▸ What to work on:
Scan the records below for lines with the word "Пакетов", then state how many you find and nothing else.

▸ Data lines:
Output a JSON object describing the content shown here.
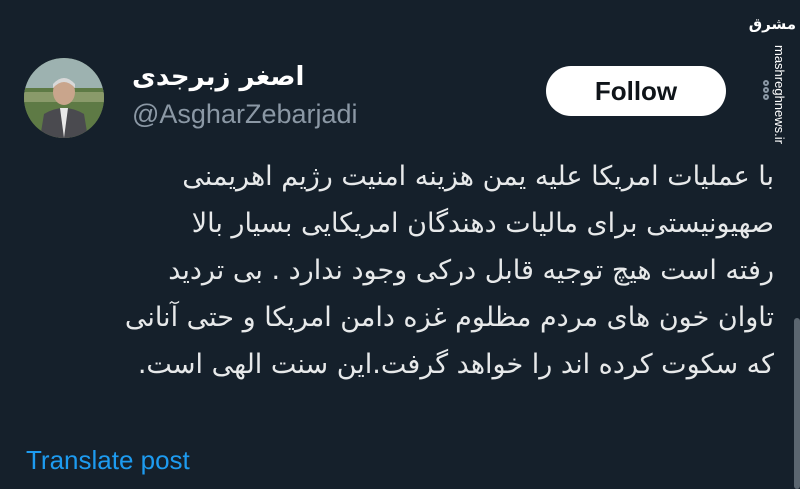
{
  "author": {
    "display_name": "اصغر زبرجدی",
    "handle": "@AsgharZebarjadi"
  },
  "follow_button": {
    "label": "Follow"
  },
  "tweet": {
    "lines": [
      "با عملیات امریکا علیه یمن  هزینه امنیت رژیم اهریمنی",
      "صهیونیستی برای مالیات دهندگان امریکایی بسیار بالا",
      "رفته است هیچ توجیه قابل درکی وجود ندارد . بی تردید",
      "تاوان خون های مردم مظلوم غزه دامن امریکا و حتی آنانی",
      "که سکوت کرده اند را خواهد گرفت.این سنت الهی است."
    ]
  },
  "translate": {
    "label": "Translate post"
  },
  "watermark": {
    "logo": "مشرق",
    "site": "mashreghnews.ir"
  },
  "icons": {
    "more": "more-vertical-icon",
    "avatar": "profile-photo"
  },
  "colors": {
    "background": "#15202b",
    "text": "#e7e9ea",
    "secondary": "#8b98a5",
    "link": "#1d9bf0",
    "button_bg": "#ffffff"
  }
}
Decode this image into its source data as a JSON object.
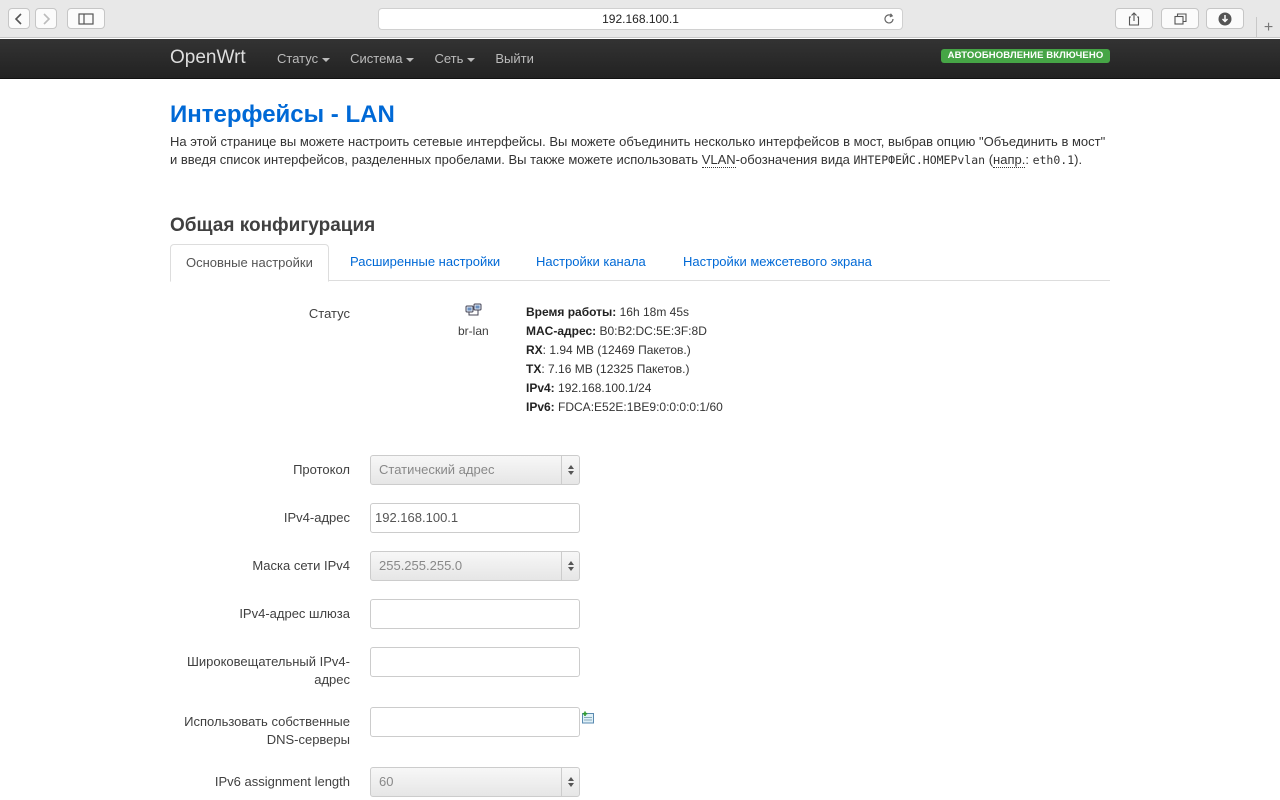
{
  "browser": {
    "url": "192.168.100.1"
  },
  "navbar": {
    "brand": "OpenWrt",
    "menu": [
      {
        "label": "Статус",
        "has_dropdown": true
      },
      {
        "label": "Система",
        "has_dropdown": true
      },
      {
        "label": "Сеть",
        "has_dropdown": true
      },
      {
        "label": "Выйти",
        "has_dropdown": false
      }
    ],
    "auto_refresh_badge": "АВТООБНОВЛЕНИЕ ВКЛЮЧЕНО",
    "badge_color": "#46a546"
  },
  "page": {
    "title": "Интерфейсы - LAN",
    "desc_part1": "На этой странице вы можете настроить сетевые интерфейсы. Вы можете объединить несколько интерфейсов в мост, выбрав опцию \"Объединить в мост\" и введя список интерфейсов, разделенных пробелами. Вы также можете использовать ",
    "desc_vlan_abbr": "VLAN",
    "desc_part2": "-обозначения вида ",
    "desc_code1": "ИНТЕРФЕЙС.НОМЕРvlan",
    "desc_part3": " (",
    "desc_example_abbr": "напр.",
    "desc_part4": ": ",
    "desc_code2": "eth0.1",
    "desc_part5": ").",
    "section_title": "Общая конфигурация",
    "accent_color": "#0069d6"
  },
  "tabs": [
    {
      "label": "Основные настройки",
      "active": true
    },
    {
      "label": "Расширенные настройки",
      "active": false
    },
    {
      "label": "Настройки канала",
      "active": false
    },
    {
      "label": "Настройки межсетевого экрана",
      "active": false
    }
  ],
  "status": {
    "label": "Статус",
    "interface_name": "br-lan",
    "interface_icon": "network-bridge-icon",
    "uptime_label": "Время работы:",
    "uptime_value": " 16h 18m 45s",
    "mac_label": "MAC-адрес:",
    "mac_value": " B0:B2:DC:5E:3F:8D",
    "rx_label": "RX",
    "rx_value": ": 1.94 MB (12469 Пакетов.)",
    "tx_label": "TX",
    "tx_value": ": 7.16 MB (12325 Пакетов.)",
    "ipv4_label": "IPv4:",
    "ipv4_value": " 192.168.100.1/24",
    "ipv6_label": "IPv6:",
    "ipv6_value": " FDCA:E52E:1BE9:0:0:0:0:1/60"
  },
  "form": {
    "protocol": {
      "label": "Протокол",
      "value": "Статический адрес"
    },
    "ipv4_address": {
      "label": "IPv4-адрес",
      "value": "192.168.100.1"
    },
    "ipv4_netmask": {
      "label": "Маска сети IPv4",
      "value": "255.255.255.0"
    },
    "ipv4_gateway": {
      "label": "IPv4-адрес шлюза",
      "value": ""
    },
    "ipv4_broadcast": {
      "label": "Широковещательный IPv4-адрес",
      "value": ""
    },
    "custom_dns": {
      "label": "Использовать собственные DNS-серверы",
      "value": "",
      "add_icon": "add-entry-icon"
    },
    "ipv6_assignment_length": {
      "label": "IPv6 assignment length",
      "value": "60"
    }
  }
}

▸ Answer below:
2